WHAT NEEDS TO BE DONE:
Every line with the string "outbound" should be gathered.

SUPPLIED MATERIAL:
○ ○ ○
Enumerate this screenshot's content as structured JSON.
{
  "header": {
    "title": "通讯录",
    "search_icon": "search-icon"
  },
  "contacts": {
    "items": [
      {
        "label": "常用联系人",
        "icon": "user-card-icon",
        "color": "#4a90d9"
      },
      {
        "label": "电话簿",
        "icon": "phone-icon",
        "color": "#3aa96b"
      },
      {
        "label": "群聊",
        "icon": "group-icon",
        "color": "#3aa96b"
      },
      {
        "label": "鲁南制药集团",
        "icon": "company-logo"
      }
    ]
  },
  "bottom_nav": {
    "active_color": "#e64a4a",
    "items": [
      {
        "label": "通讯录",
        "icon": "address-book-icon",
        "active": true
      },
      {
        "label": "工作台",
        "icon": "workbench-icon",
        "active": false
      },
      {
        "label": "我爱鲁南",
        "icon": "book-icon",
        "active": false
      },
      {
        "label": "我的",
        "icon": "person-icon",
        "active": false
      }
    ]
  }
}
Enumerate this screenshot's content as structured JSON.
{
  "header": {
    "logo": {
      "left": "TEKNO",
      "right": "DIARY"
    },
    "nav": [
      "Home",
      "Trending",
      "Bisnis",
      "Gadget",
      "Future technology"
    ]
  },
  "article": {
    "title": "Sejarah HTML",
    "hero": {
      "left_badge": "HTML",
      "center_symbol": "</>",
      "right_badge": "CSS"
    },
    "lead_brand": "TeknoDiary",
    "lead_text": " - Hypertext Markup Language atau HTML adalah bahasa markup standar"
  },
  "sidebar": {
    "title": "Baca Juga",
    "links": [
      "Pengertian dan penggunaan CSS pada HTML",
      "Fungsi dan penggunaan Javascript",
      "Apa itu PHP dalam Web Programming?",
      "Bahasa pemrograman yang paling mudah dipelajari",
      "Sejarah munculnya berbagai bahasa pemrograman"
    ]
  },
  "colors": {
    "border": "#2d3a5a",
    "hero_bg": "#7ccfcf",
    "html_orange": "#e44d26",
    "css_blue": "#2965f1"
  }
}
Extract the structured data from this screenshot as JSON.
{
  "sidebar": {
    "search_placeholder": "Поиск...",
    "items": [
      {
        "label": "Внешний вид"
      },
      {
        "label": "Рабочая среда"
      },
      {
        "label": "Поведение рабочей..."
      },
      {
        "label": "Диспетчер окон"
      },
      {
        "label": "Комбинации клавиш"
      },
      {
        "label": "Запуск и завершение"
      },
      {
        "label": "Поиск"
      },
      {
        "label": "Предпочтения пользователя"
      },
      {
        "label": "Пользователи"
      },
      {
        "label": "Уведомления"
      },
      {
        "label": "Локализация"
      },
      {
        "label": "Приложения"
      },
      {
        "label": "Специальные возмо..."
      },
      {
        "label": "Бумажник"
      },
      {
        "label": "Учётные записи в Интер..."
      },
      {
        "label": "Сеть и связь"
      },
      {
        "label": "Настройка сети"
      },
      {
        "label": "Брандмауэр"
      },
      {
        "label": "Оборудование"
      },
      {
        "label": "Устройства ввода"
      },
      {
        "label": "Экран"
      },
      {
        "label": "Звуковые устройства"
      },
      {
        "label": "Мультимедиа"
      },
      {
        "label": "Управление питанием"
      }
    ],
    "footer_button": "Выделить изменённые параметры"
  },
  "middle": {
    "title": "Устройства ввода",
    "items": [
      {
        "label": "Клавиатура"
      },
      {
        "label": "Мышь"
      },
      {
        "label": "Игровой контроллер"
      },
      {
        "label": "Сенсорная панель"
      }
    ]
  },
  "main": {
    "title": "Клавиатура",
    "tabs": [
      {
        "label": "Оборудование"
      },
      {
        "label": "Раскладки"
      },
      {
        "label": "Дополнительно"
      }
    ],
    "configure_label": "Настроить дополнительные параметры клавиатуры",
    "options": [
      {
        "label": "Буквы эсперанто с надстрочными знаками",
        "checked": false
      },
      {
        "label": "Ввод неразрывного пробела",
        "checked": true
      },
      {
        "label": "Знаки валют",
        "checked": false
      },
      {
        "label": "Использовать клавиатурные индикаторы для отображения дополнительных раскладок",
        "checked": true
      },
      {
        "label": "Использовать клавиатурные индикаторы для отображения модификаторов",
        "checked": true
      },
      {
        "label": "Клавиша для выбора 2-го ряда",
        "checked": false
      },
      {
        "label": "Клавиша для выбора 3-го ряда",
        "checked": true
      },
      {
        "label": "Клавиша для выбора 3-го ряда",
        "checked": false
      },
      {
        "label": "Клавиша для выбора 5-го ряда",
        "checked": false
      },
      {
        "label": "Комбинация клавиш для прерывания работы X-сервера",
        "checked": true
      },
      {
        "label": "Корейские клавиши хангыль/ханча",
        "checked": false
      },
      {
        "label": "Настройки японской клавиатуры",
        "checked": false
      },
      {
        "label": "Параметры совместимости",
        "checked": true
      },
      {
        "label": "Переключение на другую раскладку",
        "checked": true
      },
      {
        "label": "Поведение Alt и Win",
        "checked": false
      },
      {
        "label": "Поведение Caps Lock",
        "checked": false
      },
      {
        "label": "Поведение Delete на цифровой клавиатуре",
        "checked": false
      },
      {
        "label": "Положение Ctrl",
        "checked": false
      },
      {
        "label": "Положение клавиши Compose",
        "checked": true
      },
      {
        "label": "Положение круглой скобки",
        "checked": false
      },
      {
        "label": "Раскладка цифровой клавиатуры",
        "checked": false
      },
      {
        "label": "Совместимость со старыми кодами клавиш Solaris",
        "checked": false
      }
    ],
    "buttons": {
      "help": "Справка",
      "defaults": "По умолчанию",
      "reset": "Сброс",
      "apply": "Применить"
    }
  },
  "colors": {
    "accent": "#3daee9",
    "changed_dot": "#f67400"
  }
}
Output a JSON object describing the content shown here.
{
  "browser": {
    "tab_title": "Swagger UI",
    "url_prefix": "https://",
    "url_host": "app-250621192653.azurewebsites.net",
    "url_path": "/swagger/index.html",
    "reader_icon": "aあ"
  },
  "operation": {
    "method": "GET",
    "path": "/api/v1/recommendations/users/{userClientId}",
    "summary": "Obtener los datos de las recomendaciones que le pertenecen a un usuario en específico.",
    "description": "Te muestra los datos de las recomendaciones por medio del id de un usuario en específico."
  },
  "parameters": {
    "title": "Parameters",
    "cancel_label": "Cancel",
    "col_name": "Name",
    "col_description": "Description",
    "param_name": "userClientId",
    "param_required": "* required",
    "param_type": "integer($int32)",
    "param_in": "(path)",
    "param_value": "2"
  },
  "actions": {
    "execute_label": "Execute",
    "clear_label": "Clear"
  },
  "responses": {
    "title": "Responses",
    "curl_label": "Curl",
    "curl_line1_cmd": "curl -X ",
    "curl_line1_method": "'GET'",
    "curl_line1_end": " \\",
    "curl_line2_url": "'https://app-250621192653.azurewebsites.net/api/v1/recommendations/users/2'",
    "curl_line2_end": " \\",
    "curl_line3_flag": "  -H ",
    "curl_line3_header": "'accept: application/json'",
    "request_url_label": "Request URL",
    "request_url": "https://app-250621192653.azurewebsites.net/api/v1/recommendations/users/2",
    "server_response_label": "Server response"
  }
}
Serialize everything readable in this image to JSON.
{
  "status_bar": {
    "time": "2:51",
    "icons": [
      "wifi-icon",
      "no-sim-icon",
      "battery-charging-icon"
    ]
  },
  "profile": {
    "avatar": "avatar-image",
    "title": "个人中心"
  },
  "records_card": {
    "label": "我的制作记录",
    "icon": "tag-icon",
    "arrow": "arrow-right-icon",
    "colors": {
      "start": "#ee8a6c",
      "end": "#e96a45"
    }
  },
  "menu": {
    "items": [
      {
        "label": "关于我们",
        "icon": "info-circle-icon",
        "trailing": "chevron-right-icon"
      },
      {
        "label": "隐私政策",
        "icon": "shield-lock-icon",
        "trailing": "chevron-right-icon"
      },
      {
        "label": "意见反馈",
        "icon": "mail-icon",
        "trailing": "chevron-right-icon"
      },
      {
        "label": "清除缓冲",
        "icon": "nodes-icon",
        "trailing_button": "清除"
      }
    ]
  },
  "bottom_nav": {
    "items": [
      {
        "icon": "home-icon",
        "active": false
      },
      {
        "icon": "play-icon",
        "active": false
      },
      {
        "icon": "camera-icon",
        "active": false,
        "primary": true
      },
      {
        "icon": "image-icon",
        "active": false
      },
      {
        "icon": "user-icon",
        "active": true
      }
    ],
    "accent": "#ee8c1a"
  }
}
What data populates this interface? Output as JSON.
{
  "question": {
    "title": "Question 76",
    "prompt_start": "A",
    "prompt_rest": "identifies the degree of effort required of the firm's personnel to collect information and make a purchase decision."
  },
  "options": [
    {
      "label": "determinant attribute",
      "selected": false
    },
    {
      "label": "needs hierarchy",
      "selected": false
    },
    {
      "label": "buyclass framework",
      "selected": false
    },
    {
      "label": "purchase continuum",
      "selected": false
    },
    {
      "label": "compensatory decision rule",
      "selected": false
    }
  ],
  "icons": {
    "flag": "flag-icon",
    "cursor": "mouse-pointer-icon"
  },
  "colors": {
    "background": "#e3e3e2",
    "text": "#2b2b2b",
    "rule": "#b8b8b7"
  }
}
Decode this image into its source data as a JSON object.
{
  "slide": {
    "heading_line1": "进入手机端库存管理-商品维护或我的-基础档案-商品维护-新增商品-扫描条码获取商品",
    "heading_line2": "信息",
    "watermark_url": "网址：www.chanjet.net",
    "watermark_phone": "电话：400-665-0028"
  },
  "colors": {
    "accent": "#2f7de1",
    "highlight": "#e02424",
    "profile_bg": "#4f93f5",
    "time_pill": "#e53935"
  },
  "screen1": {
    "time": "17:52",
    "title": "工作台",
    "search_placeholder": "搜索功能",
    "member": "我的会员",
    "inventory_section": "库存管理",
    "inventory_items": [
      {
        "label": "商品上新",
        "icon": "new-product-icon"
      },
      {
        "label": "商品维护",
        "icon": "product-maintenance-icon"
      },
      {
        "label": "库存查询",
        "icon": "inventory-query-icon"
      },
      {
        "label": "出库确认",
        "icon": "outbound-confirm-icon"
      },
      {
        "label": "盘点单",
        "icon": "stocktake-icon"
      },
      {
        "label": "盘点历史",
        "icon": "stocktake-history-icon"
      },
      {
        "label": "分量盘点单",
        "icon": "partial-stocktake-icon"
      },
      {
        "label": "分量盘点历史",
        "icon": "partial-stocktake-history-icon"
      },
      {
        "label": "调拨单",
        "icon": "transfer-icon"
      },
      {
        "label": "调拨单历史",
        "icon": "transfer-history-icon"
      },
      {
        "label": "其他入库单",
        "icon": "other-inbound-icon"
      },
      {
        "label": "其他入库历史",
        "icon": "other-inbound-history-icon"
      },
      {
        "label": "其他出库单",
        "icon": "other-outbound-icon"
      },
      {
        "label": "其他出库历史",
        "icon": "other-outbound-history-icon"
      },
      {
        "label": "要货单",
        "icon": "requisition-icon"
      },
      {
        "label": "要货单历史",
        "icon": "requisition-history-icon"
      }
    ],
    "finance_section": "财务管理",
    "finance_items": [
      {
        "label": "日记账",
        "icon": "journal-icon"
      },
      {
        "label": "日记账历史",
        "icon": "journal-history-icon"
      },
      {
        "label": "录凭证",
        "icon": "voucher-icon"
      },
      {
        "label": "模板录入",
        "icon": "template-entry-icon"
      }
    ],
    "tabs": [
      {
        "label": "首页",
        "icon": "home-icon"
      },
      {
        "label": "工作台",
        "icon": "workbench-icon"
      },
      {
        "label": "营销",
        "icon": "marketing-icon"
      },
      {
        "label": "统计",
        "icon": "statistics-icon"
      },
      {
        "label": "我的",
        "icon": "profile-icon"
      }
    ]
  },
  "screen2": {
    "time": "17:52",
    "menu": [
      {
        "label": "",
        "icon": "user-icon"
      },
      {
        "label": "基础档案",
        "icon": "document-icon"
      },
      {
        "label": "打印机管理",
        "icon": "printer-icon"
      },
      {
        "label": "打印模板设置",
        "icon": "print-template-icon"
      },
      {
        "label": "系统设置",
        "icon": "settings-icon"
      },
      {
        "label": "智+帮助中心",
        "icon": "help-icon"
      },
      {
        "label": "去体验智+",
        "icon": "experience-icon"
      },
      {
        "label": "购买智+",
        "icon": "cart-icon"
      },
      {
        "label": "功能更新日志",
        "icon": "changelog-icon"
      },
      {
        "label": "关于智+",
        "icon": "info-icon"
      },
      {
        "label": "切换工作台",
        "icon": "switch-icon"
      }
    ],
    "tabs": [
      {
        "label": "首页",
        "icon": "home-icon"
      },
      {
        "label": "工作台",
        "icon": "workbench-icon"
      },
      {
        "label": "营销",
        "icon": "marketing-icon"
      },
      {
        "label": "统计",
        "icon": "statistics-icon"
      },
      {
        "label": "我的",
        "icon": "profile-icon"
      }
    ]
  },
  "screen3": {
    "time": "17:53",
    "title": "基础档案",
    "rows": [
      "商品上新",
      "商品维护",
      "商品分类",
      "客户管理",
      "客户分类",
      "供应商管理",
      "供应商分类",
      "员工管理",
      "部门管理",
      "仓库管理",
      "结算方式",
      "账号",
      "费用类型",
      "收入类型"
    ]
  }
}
○ ○ ○
RESULT OF THE EXERCISE:
        "icon": "outbound-confirm-icon"
        "icon": "other-outbound-icon"
        "icon": "other-outbound-history-icon"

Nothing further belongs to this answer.